[Records from a collection]

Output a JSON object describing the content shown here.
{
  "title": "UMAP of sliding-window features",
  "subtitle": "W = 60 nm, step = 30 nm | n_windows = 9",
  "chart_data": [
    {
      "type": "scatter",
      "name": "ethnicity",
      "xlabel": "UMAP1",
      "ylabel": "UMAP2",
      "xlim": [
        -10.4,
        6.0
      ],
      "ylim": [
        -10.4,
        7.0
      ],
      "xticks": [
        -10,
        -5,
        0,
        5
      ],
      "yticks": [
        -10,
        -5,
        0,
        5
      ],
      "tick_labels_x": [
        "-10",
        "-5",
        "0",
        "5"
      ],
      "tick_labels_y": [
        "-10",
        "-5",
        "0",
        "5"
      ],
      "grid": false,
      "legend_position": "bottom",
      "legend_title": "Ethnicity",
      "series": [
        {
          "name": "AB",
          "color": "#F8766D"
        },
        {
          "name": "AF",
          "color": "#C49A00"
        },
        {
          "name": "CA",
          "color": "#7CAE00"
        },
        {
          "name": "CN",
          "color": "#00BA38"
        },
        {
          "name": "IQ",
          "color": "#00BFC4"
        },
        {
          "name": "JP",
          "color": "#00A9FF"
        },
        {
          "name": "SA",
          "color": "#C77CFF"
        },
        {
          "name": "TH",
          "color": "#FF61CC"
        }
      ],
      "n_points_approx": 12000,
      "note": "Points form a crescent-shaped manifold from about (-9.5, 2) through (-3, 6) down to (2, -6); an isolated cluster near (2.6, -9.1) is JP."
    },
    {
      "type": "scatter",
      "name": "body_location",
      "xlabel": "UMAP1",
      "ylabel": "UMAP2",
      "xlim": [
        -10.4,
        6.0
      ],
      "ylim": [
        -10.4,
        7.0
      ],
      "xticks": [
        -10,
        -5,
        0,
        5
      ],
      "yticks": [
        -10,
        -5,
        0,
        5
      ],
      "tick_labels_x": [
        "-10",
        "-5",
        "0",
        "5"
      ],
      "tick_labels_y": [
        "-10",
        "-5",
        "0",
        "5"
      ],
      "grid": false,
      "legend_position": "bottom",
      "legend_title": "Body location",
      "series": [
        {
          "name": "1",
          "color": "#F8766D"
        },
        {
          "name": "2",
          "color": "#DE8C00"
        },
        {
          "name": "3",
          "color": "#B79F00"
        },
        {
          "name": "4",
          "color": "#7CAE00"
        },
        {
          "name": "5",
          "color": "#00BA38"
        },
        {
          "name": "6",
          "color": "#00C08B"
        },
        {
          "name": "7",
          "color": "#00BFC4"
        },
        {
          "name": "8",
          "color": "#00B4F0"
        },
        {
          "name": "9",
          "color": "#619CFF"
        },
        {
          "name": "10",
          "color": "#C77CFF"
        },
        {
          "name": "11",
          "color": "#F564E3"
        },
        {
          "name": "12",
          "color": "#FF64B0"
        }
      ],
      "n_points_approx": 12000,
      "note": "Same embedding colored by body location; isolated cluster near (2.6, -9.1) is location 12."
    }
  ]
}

§ **The problem**:
Quote all the records exactly, please, leaving none out.

§ **Task output**:
Output a JSON object describing the content shown here.
{
  "title": "UMAP of sliding-window features",
  "subtitle": "W = 60 nm, step = 30 nm | n_windows = 9",
  "chart_data": [
    {
      "type": "scatter",
      "name": "ethnicity",
      "xlabel": "UMAP1",
      "ylabel": "UMAP2",
      "xlim": [
        -10.4,
        6.0
      ],
      "ylim": [
        -10.4,
        7.0
      ],
      "xticks": [
        -10,
        -5,
        0,
        5
      ],
      "yticks": [
        -10,
        -5,
        0,
        5
      ],
      "tick_labels_x": [
        "-10",
        "-5",
        "0",
        "5"
      ],
      "tick_labels_y": [
        "-10",
        "-5",
        "0",
        "5"
      ],
      "grid": false,
      "legend_position": "bottom",
      "legend_title": "Ethnicity",
      "series": [
        {
          "name": "AB",
          "color": "#F8766D"
        },
        {
          "name": "AF",
          "color": "#C49A00"
        },
        {
          "name": "CA",
          "color": "#7CAE00"
        },
        {
          "name": "CN",
          "color": "#00BA38"
        },
        {
          "name": "IQ",
          "color": "#00BFC4"
        },
        {
          "name": "JP",
          "color": "#00A9FF"
        },
        {
          "name": "SA",
          "color": "#C77CFF"
        },
        {
          "name": "TH",
          "color": "#FF61CC"
        }
      ],
      "n_points_approx": 12000,
      "note": "Points form a crescent-shaped manifold from about (-9.5, 2) through (-3, 6) down to (2, -6); an isolated cluster near (2.6, -9.1) is JP."
    },
    {
      "type": "scatter",
      "name": "body_location",
      "xlabel": "UMAP1",
      "ylabel": "UMAP2",
      "xlim": [
        -10.4,
        6.0
      ],
      "ylim": [
        -10.4,
        7.0
      ],
      "xticks": [
        -10,
        -5,
        0,
        5
      ],
      "yticks": [
        -10,
        -5,
        0,
        5
      ],
      "tick_labels_x": [
        "-10",
        "-5",
        "0",
        "5"
      ],
      "tick_labels_y": [
        "-10",
        "-5",
        "0",
        "5"
      ],
      "grid": false,
      "legend_position": "bottom",
      "legend_title": "Body location",
      "series": [
        {
          "name": "1",
          "color": "#F8766D"
        },
        {
          "name": "2",
          "color": "#DE8C00"
        },
        {
          "name": "3",
          "color": "#B79F00"
        },
        {
          "name": "4",
          "color": "#7CAE00"
        },
        {
          "name": "5",
          "color": "#00BA38"
        },
        {
          "name": "6",
          "color": "#00C08B"
        },
        {
          "name": "7",
          "color": "#00BFC4"
        },
        {
          "name": "8",
          "color": "#00B4F0"
        },
        {
          "name": "9",
          "color": "#619CFF"
        },
        {
          "name": "10",
          "color": "#C77CFF"
        },
        {
          "name": "11",
          "color": "#F564E3"
        },
        {
          "name": "12",
          "color": "#FF64B0"
        }
      ],
      "n_points_approx": 12000,
      "note": "Same embedding colored by body location; isolated cluster near (2.6, -9.1) is location 12."
    }
  ]
}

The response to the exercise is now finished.